Directive
Pick out every line in the items below that contains the string "dSTEC", and copy each one.

Input records
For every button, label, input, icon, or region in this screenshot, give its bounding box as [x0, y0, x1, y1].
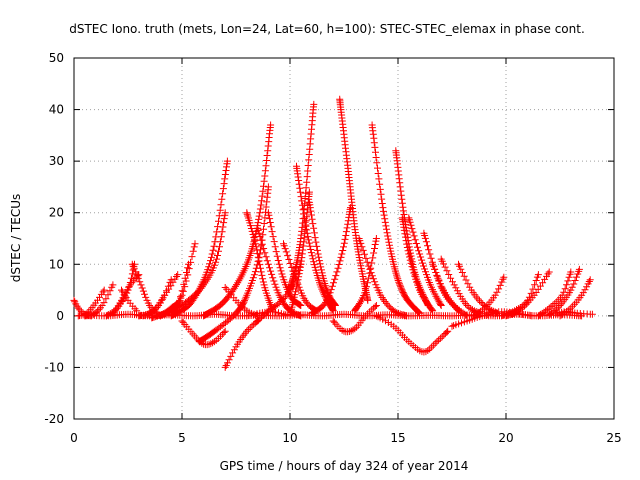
- data-arc: [398, 214, 437, 315]
- data-arc: [293, 162, 337, 315]
- data-arc: [405, 214, 445, 309]
- y-tick-label: -10: [44, 360, 64, 374]
- data-arc: [368, 121, 424, 317]
- x-tick-label: 10: [282, 431, 297, 445]
- y-tick-label: 10: [49, 257, 64, 271]
- x-axis-label: GPS time / hours of day 324 of year 2014: [220, 459, 469, 473]
- x-tick-labels: 0 5 10 15 20 25: [70, 431, 621, 445]
- data-arc: [305, 198, 339, 309]
- x-tick-label: 5: [178, 431, 186, 445]
- data-arc: [286, 100, 318, 294]
- y-axis-label: dSTEC / TECUs: [9, 194, 23, 283]
- x-tick-label: 20: [498, 431, 513, 445]
- data-arc: [81, 310, 586, 320]
- y-tick-label: 40: [49, 103, 64, 117]
- data-arc: [200, 121, 275, 320]
- x-tick-label: 25: [606, 431, 621, 445]
- y-tick-labels: -20 -10 0 10 20 30 40 50: [44, 51, 64, 426]
- data-arc: [221, 317, 262, 371]
- x-tick-label: 0: [70, 431, 78, 445]
- axis-ticks: [73, 57, 615, 420]
- y-tick-label: 30: [49, 154, 64, 168]
- y-tick-label: 50: [49, 51, 64, 65]
- y-tick-label: 20: [49, 206, 64, 220]
- data-arc: [336, 95, 372, 304]
- chart-title: dSTEC Iono. truth (mets, Lon=24, Lat=60,…: [69, 22, 585, 36]
- data-arc: [178, 317, 229, 349]
- y-tick-label: -20: [44, 412, 64, 426]
- data-series: [70, 95, 596, 371]
- data-arc: [455, 260, 501, 317]
- data-arc: [243, 209, 277, 315]
- y-tick-label: 0: [56, 309, 64, 323]
- plot-frame: [73, 57, 615, 420]
- data-arc: [118, 286, 141, 315]
- grid-lines: [74, 58, 614, 419]
- data-arc: [351, 235, 380, 315]
- x-tick-label: 15: [390, 431, 405, 445]
- data-arc: [264, 209, 305, 309]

Task solution
- y-axis-label: dSTEC / TECUs: [9, 194, 23, 283]
- chart-title: dSTEC Iono. truth (mets, Lon=24, Lat=60,…: [69, 22, 585, 36]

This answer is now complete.